> _Passage provided_
Lack of circulation could be a problem though - because of the thickness of the plants you may have uneven heat distribution. Touch the glass of your tank in several places with your hand to make sure the temperature is good.

--Nikolay


----------



## chrisl (May 24, 2004)

I"m about to run two just cause I have them, and thought it'd be a nice 'safety net' if ever needed. Plus, one's a 2026 going into a 75 as well, and I plan on using the power to push the output up the back, down into the tank, then down to the bottom w/ the spray bar shooting out an inch or two above the substrate for better circulation.

Just a thought
Chris


----------



## Steve Pituch (Jan 25, 2004)

I have two Eheim 2017s on a 125 gallon 6 foot long tank, and it is way too much! One of the 2017s is in series with a 3 inch diameter 2.5 foot long co2 reactor, cutting down the flow, but the two 2017s are still too much. 

Your 2028 should be plenty.

Steve Pituch


----------



## gpodio (Feb 4, 2004)

I have the 2017 on my 55 and 90 gallon and it's more than enough. You may need to figure out the best placement for your intake and spray bar but other than that you won't need anything else unless the canister is clogged.

Giancarlo Podio


----------



## JanS (Apr 14, 2004)

I run the 2217 along with a Whisper 5 HOB on my 125, just to have a safety net. 
Of course that particular tank isn't heavily planted, and it does have some big fish in it.


----------



## Sir_BlackhOle (Jan 25, 2004)

I use the 2217 on my 75 and its great!


----------

> _Goal_
Answer these from the filter thread:
1. Which filter model does Steve Pituch run two of on his 125 gallon tank?
2. What does JanS run alongside the 2217 on the 125?
3. How far above the substrate does chrisl plan for the spray bar to shoot out?
The lines that come after this have nothing to do with the filter thread.

> _Data listing_
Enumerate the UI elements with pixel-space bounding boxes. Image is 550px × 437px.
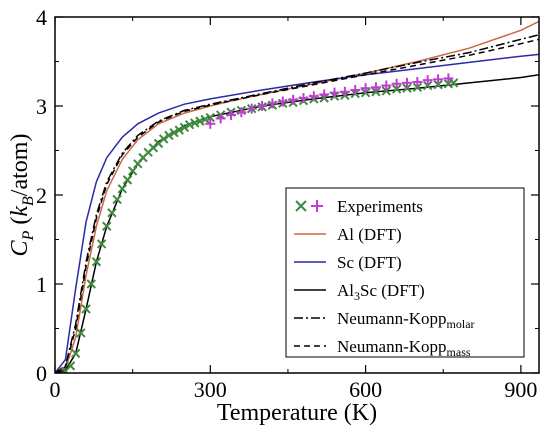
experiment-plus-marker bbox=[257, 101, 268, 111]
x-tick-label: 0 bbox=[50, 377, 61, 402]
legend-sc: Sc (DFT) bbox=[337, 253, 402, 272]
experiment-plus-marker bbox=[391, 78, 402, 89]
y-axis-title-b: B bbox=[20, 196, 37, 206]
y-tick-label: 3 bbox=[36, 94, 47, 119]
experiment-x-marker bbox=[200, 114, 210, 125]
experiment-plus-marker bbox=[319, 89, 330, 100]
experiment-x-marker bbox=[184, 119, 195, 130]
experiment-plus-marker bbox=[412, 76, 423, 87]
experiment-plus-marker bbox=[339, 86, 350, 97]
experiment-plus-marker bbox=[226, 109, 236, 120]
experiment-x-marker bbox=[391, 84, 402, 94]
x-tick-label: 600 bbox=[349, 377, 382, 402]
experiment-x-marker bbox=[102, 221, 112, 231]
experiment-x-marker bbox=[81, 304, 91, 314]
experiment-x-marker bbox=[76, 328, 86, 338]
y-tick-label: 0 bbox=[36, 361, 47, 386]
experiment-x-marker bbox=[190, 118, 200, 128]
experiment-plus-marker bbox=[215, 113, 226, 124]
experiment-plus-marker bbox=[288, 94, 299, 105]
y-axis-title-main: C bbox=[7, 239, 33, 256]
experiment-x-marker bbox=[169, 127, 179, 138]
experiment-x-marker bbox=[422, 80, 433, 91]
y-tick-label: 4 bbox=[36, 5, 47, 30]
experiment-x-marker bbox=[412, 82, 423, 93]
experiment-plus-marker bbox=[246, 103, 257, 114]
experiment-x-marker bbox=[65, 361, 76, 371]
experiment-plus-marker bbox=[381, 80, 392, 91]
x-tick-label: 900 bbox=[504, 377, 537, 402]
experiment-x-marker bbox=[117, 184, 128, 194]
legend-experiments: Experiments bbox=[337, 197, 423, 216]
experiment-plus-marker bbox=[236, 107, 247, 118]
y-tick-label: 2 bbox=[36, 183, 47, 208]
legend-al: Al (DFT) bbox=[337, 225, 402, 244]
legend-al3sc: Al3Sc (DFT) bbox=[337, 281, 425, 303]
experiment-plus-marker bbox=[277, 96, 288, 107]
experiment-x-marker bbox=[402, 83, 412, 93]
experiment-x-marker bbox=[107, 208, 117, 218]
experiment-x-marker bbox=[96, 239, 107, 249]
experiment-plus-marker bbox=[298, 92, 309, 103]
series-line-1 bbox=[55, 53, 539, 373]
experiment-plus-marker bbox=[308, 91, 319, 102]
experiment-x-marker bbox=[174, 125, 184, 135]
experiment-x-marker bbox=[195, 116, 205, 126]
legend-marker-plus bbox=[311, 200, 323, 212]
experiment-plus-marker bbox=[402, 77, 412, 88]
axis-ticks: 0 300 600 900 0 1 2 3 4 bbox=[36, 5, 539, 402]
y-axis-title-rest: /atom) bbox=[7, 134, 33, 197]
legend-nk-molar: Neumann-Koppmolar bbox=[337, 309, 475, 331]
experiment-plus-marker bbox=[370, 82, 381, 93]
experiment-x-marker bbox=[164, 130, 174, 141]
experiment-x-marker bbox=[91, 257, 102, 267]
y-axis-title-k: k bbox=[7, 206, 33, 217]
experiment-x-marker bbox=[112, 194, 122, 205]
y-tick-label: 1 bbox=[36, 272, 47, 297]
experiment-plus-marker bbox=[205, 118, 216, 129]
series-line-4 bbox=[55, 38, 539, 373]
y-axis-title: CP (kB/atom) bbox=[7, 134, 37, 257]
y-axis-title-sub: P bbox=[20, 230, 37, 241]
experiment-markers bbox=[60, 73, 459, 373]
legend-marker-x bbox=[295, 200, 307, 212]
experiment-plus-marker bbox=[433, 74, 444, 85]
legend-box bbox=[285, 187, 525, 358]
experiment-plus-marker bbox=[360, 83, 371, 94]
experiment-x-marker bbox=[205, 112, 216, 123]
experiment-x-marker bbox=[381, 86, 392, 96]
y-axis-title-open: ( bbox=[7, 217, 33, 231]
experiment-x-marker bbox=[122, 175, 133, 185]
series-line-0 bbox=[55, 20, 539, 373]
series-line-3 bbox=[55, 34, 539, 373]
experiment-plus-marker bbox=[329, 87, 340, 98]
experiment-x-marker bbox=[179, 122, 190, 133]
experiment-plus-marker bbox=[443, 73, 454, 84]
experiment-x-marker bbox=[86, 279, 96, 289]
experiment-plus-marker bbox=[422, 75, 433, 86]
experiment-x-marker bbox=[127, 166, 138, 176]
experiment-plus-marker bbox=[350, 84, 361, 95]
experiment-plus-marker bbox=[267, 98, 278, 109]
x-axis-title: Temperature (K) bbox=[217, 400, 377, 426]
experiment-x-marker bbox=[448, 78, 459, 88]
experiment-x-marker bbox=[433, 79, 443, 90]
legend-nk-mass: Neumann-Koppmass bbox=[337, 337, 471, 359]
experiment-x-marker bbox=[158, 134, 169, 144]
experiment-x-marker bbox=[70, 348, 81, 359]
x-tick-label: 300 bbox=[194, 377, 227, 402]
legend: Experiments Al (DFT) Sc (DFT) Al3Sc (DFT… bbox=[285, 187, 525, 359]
---
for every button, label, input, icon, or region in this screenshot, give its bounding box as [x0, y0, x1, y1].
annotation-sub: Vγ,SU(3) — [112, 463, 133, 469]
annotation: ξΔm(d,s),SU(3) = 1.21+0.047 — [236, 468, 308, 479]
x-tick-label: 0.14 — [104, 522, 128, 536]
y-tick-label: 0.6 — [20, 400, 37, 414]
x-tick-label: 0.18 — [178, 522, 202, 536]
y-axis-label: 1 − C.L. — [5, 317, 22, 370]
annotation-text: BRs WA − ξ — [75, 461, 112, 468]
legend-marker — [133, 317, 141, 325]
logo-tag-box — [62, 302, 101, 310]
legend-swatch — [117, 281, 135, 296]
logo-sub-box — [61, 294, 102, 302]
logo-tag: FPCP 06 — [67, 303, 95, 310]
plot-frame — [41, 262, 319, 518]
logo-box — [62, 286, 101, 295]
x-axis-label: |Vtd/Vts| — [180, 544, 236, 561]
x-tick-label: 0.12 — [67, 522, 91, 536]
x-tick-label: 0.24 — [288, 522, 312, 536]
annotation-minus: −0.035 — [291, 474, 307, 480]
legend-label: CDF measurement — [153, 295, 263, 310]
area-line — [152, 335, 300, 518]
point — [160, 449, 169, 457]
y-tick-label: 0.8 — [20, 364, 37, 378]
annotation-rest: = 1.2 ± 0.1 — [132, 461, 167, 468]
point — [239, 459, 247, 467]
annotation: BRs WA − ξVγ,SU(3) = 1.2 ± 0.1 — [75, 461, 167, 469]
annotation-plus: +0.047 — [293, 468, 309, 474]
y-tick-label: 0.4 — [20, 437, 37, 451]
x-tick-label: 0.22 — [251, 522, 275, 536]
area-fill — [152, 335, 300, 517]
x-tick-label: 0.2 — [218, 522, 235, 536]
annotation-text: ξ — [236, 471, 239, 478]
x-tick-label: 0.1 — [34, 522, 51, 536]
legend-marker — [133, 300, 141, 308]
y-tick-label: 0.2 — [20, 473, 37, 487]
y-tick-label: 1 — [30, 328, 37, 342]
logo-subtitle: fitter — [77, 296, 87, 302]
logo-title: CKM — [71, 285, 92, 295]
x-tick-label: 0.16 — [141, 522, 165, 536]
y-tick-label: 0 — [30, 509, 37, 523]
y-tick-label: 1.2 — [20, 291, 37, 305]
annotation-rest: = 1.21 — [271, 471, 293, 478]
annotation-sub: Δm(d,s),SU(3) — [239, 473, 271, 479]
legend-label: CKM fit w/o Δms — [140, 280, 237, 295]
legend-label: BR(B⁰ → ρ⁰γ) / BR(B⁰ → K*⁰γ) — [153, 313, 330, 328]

> _Result of the exercise_
1. Eheim 2017
2. A Whisper 5 HOB
3. An inch or two